» **Short task**
Give the data a second time, exactly and in full.

» **Stored entries**
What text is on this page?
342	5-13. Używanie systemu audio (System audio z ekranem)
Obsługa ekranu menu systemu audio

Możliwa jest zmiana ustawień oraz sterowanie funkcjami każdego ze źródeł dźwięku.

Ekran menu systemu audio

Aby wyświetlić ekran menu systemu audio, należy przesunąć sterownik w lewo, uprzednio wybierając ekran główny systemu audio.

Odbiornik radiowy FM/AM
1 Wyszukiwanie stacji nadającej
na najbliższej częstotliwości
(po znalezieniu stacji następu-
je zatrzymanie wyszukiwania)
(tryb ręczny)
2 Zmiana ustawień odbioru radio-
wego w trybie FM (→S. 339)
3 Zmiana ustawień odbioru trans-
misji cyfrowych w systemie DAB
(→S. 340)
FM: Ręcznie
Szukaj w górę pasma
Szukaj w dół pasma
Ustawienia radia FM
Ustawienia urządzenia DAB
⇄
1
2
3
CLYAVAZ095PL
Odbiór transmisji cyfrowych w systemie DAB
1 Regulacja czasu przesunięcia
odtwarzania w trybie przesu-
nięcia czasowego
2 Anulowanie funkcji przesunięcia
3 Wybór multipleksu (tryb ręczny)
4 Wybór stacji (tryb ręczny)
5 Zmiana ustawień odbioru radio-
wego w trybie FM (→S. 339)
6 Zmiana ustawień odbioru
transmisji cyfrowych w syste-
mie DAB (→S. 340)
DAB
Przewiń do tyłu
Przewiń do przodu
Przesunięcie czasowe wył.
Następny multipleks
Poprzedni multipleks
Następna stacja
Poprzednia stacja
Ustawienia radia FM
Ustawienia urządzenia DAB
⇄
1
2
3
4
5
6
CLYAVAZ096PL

» **Answer to the problem**
What text is on this page?
342	5-13. Używanie systemu audio (System audio z ekranem)
Obsługa ekranu menu systemu audio

Możliwa jest zmiana ustawień oraz sterowanie funkcjami każdego ze źródeł dźwięku.

Ekran menu systemu audio

Aby wyświetlić ekran menu systemu audio, należy przesunąć sterownik w lewo, uprzednio wybierając ekran główny systemu audio.

Odbiornik radiowy FM/AM
1 Wyszukiwanie stacji nadającej
na najbliższej częstotliwości
(po znalezieniu stacji następu-
je zatrzymanie wyszukiwania)
(tryb ręczny)
2 Zmiana ustawień odbioru radio-
wego w trybie FM (→S. 339)
3 Zmiana ustawień odbioru trans-
misji cyfrowych w systemie DAB
(→S. 340)
FM: Ręcznie
Szukaj w górę pasma
Szukaj w dół pasma
Ustawienia radia FM
Ustawienia urządzenia DAB
⇄
1
2
3
CLYAVAZ095PL
Odbiór transmisji cyfrowych w systemie DAB
1 Regulacja czasu przesunięcia
odtwarzania w trybie przesu-
nięcia czasowego
2 Anulowanie funkcji przesunięcia
3 Wybór multipleksu (tryb ręczny)
4 Wybór stacji (tryb ręczny)
5 Zmiana ustawień odbioru radio-
wego w trybie FM (→S. 339)
6 Zmiana ustawień odbioru
transmisji cyfrowych w syste-
mie DAB (→S. 340)
DAB
Przewiń do tyłu
Przewiń do przodu
Przesunięcie czasowe wył.
Następny multipleks
Poprzedni multipleks
Następna stacja
Poprzednia stacja
Ustawienia radia FM
Ustawienia urządzenia DAB
⇄
1
2
3
4
5
6
CLYAVAZ096PL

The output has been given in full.